_Aufgabe 1_
Nenne aus dem Quellenauszug die drei Frauen, die die Wohnungseigentümer zum Termin mit Zeretzke begleiten, jeweils mit der dort angegebenen Rolle.
_Aufgabe 2_
Auf welchem Foto erkennt Allavena laut dem Quellenauszug den vermeintlichen Dr. Stenius?
_Aufgabe 3_
Gib den Quellenauszug von „Koch allerdings glaubt“ bis „Karl der Geschrumpfte.“ wortgetreu wieder.

── Quellenauszug ──

Am Nürburgring will er dennoch das ganz große Rad drehen. Die Texte für die Webseite von La Tene Capital kopiert er von keinem Geringeren als Blackrock, dem größten Vermögensverwalter der Welt, einen weiteren von Investorenlegende Warren Buffett. In Garmisch nun will er die Stanford University im Schlepptau haben.

Der Gernegroße wird zum Geschrumpften

Koch allerdings glaubt die Stanford-Nummer nicht. Nach dem Leifheit-Hinweis in Zeretzkes Konzept ist sie alarmiert, nach dem Lesen des WirtschaftsWoche-Artikels zum Nürburgring weiß sie genug. Allavena, die Mitarbeiterin der Immobilienmaklerin, erkennt den vermeintlichen Dr. Stenius auf dem Foto im Nürburgring-Artikel: Zeretzke. Karl der Gernegroße ist jetzt Karl der Geschrumpfte.

Die drei Frauen – die Anwältin und Kommunalpolitikerin Koch, Immobilienmaklerin Kern und ihre Mitarbeiterin Allavena – begleiten die Wohnungseigentümer zu einem Termin mit Zeretzke. Der will eigentlich die Wohnung übergeben bekommen. Doch Koch konfrontiert ihn mit den Ungereimtheiten. Verlangt Erklärungen. Zeretzke kann keine liefern. „Er hat unter Tränen gesagt, das hätte er alles schon einmal gehabt, das wolle er kein zweites Mal erleben. Dann war er weg“, erinnert sich Kern. Allavena und Koch haben die Szene genauso in Erinnerung.

───
── Datenauszug ──

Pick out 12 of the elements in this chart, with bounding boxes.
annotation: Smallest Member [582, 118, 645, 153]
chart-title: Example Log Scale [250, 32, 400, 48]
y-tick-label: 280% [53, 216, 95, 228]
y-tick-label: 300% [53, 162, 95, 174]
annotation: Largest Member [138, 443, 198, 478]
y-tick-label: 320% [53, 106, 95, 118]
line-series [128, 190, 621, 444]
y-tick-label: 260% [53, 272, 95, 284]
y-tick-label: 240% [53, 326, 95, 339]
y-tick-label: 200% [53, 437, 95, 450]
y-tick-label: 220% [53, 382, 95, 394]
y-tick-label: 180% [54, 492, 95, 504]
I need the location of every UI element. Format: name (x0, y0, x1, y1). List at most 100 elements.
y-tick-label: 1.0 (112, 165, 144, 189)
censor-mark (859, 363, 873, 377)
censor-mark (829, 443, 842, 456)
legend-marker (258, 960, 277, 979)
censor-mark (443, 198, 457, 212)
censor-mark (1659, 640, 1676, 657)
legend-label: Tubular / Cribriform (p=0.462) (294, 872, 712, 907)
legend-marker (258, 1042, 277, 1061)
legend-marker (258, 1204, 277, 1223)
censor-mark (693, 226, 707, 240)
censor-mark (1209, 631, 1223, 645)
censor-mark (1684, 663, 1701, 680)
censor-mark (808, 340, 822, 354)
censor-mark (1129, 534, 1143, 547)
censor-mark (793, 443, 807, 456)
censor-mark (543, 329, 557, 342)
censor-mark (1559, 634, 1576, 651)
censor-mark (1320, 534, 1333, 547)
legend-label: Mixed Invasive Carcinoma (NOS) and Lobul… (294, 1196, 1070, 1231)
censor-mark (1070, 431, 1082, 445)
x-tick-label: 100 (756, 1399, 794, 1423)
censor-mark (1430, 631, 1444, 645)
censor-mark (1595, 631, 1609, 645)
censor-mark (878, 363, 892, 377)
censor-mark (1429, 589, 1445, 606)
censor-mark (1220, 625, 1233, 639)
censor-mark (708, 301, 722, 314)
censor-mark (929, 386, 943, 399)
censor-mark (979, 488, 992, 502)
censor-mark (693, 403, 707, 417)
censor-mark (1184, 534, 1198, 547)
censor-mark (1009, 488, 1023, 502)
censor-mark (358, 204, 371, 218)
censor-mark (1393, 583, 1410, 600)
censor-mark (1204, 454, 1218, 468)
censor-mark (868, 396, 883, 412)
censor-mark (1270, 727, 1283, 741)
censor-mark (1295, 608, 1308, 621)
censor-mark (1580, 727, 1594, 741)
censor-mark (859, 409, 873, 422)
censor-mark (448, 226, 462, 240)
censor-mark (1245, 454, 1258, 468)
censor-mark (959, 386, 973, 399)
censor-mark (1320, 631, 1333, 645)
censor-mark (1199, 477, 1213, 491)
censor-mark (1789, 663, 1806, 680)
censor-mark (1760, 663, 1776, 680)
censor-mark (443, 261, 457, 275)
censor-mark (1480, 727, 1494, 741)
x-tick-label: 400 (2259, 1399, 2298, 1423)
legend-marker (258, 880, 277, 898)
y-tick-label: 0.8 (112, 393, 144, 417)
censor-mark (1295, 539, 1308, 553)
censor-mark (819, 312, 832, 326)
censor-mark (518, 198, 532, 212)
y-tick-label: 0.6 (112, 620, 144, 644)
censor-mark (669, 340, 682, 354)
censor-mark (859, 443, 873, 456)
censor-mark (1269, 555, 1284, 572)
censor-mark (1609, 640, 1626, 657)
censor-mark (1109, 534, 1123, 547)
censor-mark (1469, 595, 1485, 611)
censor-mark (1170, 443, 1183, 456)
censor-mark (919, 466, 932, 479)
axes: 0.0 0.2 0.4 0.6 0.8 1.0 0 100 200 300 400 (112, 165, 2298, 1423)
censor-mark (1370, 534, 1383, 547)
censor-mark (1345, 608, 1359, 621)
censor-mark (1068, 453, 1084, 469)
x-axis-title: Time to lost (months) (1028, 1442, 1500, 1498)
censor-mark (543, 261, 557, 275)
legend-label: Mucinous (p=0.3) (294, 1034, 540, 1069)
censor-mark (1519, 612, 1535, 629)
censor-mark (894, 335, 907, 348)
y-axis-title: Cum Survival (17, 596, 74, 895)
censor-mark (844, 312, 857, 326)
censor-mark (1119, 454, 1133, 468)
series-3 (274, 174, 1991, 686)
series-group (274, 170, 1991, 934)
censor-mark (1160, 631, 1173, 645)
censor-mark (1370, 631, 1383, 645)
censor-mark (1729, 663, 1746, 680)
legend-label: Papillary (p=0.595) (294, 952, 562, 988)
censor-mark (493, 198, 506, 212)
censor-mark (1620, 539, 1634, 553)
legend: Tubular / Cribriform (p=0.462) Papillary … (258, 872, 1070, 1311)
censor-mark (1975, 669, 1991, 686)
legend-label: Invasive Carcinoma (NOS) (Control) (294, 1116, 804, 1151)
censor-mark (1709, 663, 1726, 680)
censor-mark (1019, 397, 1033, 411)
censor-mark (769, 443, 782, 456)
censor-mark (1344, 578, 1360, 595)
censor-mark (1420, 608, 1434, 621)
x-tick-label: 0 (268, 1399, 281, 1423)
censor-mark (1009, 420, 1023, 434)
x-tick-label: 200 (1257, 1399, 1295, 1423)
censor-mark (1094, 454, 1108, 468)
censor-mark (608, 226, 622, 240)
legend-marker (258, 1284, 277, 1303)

───

_Lösung 1_
Koch, Anwältin und Kommunalpolitikerin
Kern, Immobilienmaklerin
Allavena, Mitarbeiterin der Immobilienmaklerin

_Lösung 2_
Auf dem Foto im Nürburgring-Artikel.

_Lösung 3_
Koch allerdings glaubt die Stanford-Nummer nicht. Nach dem Leifheit-Hinweis in Zeretzkes Konzept ist sie alarmiert, nach dem Lesen des WirtschaftsWoche-Artikels zum Nürburgring weiß sie genug. Allavena, die Mitarbeiterin der Immobilienmaklerin, erkennt den vermeintlichen Dr. Stenius auf dem Foto im Nürburgring-Artikel: Zeretzke. Karl der Gernegroße ist jetzt Karl der Geschrumpfte.